**Set exercise:**
Omit the pictures, then write out every entry exactly as it reads.

# # #

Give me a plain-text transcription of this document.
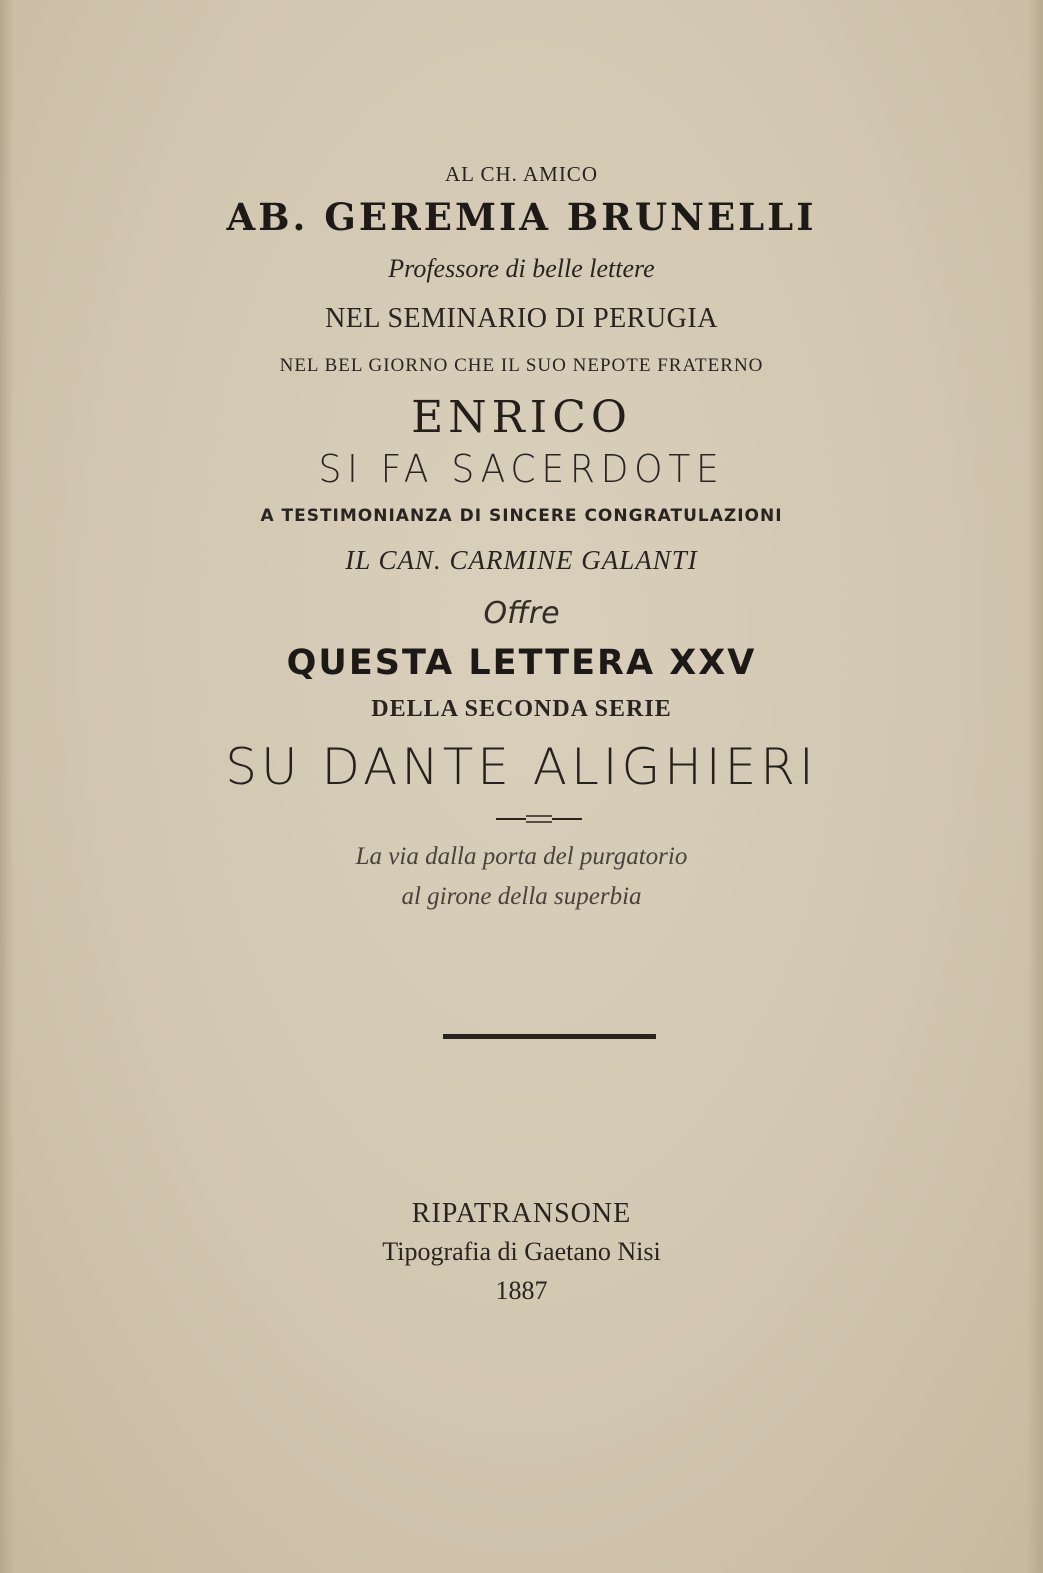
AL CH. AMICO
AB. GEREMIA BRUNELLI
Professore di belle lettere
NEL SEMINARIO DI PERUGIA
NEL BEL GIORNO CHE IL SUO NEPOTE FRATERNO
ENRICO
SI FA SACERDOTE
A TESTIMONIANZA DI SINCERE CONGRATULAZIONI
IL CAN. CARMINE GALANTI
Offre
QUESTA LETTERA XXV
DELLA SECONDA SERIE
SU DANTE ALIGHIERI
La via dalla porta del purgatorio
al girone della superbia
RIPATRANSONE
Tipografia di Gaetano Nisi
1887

# # #

**Response for this exercise:**
Give me a plain-text transcription of this document.
AL CH. AMICO
AB. GEREMIA BRUNELLI
Professore di belle lettere
NEL SEMINARIO DI PERUGIA
NEL BEL GIORNO CHE IL SUO NEPOTE FRATERNO
ENRICO
SI FA SACERDOTE
A TESTIMONIANZA DI SINCERE CONGRATULAZIONI
IL CAN. CARMINE GALANTI
Offre
QUESTA LETTERA XXV
DELLA SECONDA SERIE
SU DANTE ALIGHIERI
La via dalla porta del purgatorio
al girone della superbia
RIPATRANSONE
Tipografia di Gaetano Nisi
1887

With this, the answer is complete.